◆ Instruction ◆
Note each line that includes the word "正确流利的朗读课文". Copy those lines.

◆ Data records ◆

==============================

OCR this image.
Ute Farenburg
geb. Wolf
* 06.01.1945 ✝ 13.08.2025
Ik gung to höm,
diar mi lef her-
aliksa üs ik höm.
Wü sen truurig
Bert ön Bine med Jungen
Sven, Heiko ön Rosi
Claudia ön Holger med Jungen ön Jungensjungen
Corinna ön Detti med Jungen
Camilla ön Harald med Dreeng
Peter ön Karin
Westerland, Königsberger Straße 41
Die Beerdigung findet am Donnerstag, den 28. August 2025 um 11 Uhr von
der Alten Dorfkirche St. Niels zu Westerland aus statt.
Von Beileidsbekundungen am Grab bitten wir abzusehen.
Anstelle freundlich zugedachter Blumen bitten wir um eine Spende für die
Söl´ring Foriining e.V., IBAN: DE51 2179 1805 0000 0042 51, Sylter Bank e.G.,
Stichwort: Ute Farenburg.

==============================

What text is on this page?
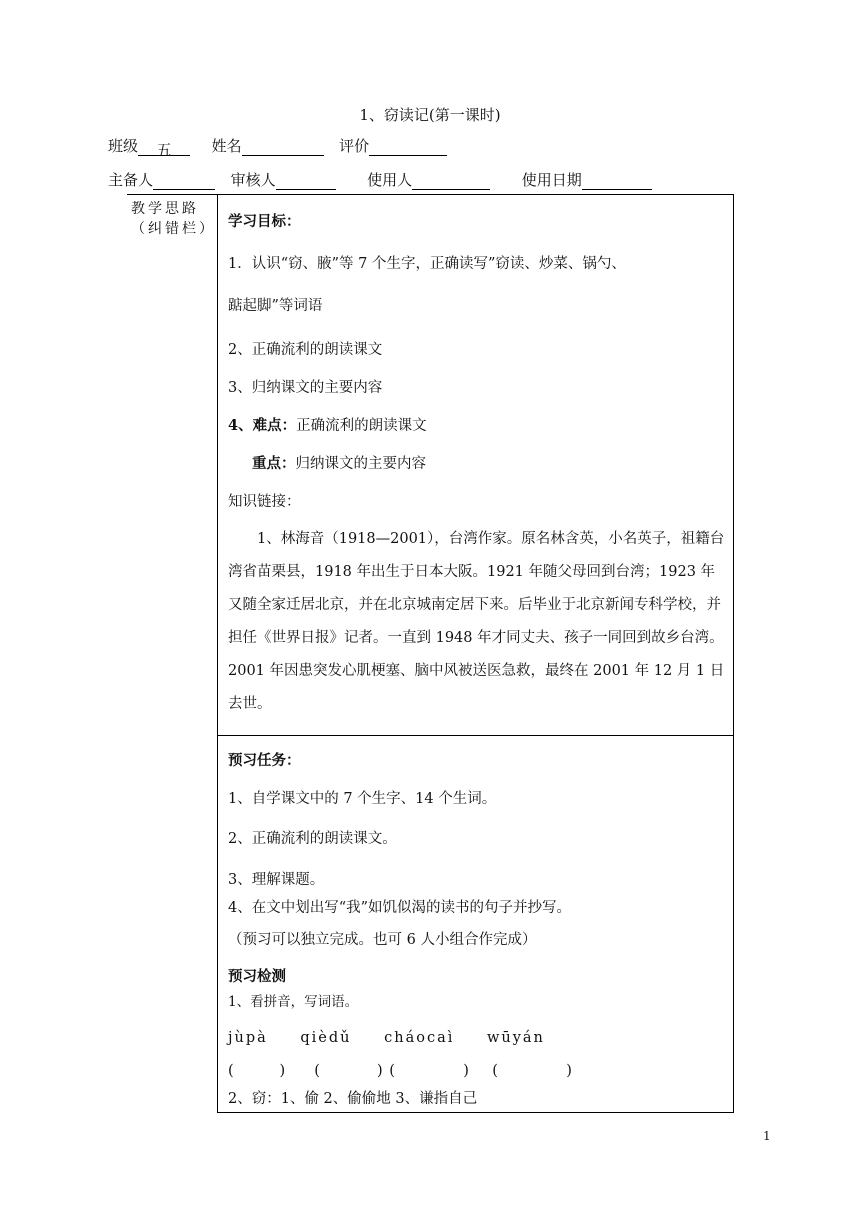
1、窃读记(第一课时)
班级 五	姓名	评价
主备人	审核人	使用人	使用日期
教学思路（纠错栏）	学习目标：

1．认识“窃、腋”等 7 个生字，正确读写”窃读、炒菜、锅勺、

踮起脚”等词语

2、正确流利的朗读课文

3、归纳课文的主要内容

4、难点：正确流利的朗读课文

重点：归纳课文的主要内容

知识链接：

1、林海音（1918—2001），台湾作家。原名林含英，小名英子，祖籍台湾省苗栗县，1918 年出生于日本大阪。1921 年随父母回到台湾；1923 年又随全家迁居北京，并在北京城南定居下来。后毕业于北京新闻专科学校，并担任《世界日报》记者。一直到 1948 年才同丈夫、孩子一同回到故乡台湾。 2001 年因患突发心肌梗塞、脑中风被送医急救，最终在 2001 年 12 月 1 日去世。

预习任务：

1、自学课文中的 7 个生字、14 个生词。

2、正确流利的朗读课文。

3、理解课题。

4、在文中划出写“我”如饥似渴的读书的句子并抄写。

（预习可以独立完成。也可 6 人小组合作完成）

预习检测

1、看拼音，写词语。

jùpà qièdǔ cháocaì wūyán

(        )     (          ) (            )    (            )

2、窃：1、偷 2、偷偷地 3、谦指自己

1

==============================

◆ Result below ◆
2、正确流利的朗读课文
4、难点：正确流利的朗读课文
2、正确流利的朗读课文。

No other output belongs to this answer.